Problem statement: Extract the listing in its entirety, keeping each line identical to the original.

################

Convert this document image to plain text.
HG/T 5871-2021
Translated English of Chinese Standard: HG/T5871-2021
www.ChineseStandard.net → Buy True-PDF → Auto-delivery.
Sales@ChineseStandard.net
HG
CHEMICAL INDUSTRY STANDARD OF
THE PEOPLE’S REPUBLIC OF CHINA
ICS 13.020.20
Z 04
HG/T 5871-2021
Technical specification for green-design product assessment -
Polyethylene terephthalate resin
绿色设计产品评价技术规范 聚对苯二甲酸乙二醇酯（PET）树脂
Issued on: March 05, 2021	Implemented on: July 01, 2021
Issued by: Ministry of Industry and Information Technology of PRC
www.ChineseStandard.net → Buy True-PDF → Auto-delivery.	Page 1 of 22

################

Answer to this task:
Convert this document image to plain text.
HG/T 5871-2021
Translated English of Chinese Standard: HG/T5871-2021
www.ChineseStandard.net → Buy True-PDF → Auto-delivery.
Sales@ChineseStandard.net
HG
CHEMICAL INDUSTRY STANDARD OF
THE PEOPLE’S REPUBLIC OF CHINA
ICS 13.020.20
Z 04
HG/T 5871-2021
Technical specification for green-design product assessment -
Polyethylene terephthalate resin
绿色设计产品评价技术规范 聚对苯二甲酸乙二醇酯（PET）树脂
Issued on: March 05, 2021	Implemented on: July 01, 2021
Issued by: Ministry of Industry and Information Technology of PRC
www.ChineseStandard.net → Buy True-PDF → Auto-delivery.	Page 1 of 22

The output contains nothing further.